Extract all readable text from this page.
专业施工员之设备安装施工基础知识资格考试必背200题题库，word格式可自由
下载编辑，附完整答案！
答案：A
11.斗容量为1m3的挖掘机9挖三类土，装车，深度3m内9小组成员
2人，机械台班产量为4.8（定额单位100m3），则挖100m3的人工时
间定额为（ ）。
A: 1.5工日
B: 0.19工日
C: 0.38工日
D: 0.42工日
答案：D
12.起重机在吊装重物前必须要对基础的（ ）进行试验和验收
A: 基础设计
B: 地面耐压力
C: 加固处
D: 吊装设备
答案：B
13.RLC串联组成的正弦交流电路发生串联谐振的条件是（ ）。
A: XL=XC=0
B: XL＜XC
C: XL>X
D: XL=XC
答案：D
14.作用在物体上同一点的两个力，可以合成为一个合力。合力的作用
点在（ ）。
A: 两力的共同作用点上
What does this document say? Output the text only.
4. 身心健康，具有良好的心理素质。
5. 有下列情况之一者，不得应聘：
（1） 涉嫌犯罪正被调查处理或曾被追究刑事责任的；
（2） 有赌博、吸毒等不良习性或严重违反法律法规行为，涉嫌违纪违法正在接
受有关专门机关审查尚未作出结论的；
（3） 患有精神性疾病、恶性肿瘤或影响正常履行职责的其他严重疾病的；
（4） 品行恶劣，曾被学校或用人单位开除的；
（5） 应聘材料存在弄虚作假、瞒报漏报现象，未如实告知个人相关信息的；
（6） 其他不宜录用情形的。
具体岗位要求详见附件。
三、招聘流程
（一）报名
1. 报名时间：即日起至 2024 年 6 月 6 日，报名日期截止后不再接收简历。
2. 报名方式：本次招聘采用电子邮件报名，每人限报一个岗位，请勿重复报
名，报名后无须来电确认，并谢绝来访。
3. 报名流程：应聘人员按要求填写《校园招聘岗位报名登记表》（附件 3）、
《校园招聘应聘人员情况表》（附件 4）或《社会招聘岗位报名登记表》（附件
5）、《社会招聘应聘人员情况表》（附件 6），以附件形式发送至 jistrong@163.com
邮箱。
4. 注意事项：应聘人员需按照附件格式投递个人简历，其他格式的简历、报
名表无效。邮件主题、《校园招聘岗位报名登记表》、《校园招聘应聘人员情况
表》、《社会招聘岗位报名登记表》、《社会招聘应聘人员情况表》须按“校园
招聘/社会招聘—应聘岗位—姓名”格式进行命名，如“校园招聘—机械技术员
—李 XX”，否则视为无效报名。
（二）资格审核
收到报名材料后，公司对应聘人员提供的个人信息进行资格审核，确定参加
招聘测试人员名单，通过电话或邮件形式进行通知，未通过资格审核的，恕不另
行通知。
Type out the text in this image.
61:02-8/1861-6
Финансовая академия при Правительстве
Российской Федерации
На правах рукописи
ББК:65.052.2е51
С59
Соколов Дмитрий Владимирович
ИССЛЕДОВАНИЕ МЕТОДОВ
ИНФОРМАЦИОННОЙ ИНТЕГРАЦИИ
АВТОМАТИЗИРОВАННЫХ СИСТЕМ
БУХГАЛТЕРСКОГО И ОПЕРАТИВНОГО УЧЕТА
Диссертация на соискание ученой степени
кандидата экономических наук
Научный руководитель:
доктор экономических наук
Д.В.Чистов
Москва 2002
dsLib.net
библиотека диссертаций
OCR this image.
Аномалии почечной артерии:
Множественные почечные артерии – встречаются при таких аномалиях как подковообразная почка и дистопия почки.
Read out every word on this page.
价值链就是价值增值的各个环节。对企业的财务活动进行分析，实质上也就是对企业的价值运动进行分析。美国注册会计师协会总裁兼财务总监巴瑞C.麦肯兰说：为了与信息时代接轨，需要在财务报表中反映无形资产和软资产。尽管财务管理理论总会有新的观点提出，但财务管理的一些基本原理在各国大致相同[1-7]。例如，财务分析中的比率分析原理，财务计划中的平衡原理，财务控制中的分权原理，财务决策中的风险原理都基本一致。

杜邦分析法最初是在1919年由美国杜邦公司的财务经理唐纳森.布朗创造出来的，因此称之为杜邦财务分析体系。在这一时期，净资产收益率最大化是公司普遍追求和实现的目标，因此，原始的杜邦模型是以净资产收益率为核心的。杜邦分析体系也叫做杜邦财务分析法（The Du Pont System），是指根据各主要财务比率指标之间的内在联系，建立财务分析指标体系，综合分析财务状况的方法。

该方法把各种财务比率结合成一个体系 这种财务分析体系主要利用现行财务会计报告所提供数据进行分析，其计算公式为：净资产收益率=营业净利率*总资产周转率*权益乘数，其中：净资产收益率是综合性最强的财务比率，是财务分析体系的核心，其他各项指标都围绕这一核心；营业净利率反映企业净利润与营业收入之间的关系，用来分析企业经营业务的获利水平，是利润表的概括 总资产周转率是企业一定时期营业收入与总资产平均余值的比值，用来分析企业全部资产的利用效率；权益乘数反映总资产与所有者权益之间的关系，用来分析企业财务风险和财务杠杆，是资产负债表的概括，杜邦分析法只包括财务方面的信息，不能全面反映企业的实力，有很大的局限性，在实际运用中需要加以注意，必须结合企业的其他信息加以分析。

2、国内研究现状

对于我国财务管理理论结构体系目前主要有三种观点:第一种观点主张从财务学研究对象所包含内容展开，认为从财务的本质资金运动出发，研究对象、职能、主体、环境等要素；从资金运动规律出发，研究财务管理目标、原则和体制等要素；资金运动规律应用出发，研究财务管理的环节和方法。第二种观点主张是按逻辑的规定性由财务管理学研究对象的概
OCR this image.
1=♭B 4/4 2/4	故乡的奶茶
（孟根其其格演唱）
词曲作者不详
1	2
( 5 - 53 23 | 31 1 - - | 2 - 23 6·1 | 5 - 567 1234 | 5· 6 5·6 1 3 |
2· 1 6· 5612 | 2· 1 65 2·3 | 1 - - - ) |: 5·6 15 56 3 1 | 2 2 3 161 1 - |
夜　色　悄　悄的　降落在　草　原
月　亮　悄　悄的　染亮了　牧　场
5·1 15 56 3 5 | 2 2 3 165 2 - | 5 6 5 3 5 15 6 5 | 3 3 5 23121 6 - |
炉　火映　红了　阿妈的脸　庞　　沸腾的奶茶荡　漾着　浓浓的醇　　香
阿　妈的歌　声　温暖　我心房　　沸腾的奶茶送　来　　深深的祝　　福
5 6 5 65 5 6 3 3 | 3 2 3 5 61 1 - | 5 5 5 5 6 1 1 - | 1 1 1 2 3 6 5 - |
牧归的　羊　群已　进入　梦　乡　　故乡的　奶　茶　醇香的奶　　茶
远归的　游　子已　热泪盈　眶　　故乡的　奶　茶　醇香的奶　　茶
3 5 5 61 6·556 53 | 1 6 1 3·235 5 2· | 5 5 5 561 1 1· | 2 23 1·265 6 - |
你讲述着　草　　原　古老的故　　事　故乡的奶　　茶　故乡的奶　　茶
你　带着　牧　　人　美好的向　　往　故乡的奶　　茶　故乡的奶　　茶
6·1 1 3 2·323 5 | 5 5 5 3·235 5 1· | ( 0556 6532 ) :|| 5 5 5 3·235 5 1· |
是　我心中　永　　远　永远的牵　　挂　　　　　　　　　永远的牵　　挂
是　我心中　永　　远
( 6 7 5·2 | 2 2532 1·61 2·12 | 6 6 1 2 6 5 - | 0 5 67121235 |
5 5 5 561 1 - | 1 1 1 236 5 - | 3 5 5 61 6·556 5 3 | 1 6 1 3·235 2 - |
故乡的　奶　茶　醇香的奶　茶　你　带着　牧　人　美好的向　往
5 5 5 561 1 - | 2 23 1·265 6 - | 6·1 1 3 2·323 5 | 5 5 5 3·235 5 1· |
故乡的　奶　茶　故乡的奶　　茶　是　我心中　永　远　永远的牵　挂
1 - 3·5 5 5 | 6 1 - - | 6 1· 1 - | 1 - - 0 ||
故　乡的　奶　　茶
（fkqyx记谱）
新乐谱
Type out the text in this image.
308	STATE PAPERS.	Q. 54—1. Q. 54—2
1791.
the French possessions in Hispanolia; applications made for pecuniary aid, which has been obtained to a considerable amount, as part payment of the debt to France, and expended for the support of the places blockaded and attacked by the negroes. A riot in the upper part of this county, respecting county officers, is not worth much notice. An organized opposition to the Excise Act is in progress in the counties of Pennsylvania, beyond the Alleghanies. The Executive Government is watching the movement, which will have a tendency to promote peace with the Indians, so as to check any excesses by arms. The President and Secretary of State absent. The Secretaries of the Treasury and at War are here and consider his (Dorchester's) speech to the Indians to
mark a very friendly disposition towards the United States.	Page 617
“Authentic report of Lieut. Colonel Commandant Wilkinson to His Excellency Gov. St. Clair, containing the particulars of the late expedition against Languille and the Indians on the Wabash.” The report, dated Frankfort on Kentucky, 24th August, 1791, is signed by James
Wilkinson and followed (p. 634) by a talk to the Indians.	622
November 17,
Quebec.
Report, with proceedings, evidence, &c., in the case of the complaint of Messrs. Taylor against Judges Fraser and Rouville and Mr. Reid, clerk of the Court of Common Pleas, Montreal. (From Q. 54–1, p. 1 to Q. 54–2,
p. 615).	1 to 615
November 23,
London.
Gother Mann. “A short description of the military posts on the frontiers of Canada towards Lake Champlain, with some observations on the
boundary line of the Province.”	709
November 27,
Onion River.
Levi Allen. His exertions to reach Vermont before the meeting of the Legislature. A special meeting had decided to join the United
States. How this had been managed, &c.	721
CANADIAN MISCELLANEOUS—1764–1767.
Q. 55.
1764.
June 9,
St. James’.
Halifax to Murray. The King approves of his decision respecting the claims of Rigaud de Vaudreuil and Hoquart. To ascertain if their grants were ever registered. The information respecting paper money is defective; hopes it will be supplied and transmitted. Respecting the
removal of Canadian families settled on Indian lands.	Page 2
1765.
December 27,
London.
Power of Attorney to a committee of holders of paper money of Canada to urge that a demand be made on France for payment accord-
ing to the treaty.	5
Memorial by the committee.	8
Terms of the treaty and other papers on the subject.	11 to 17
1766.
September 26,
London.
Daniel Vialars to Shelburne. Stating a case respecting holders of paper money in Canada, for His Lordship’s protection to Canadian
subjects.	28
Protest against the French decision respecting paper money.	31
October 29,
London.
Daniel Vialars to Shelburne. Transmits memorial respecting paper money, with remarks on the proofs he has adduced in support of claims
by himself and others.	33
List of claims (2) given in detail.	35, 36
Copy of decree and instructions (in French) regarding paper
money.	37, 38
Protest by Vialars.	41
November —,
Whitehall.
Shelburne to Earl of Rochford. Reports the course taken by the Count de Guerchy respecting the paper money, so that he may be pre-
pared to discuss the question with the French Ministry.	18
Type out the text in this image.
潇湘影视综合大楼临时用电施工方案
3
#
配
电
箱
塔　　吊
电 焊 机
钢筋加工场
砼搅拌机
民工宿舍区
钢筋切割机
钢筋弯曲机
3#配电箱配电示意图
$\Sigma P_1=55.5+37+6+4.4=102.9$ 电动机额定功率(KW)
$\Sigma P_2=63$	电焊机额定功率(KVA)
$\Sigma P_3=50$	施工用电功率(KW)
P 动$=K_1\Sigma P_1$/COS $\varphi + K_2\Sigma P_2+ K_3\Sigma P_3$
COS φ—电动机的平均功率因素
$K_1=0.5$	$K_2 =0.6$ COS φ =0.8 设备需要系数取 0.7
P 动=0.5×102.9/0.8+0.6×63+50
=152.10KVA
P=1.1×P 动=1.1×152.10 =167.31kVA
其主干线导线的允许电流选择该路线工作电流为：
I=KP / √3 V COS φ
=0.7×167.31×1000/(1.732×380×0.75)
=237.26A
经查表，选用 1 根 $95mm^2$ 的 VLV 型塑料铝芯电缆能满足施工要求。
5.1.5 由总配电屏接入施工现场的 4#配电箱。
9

■ **AIM OF THE TASK**
Search the data for "committee". Copy every matching line.

■ **ANSWER TO THIS PROBLEM**
Power of Attorney to a committee of holders of paper money of Canada to urge that a demand be made on France for payment accord-
Memorial by the committee.	8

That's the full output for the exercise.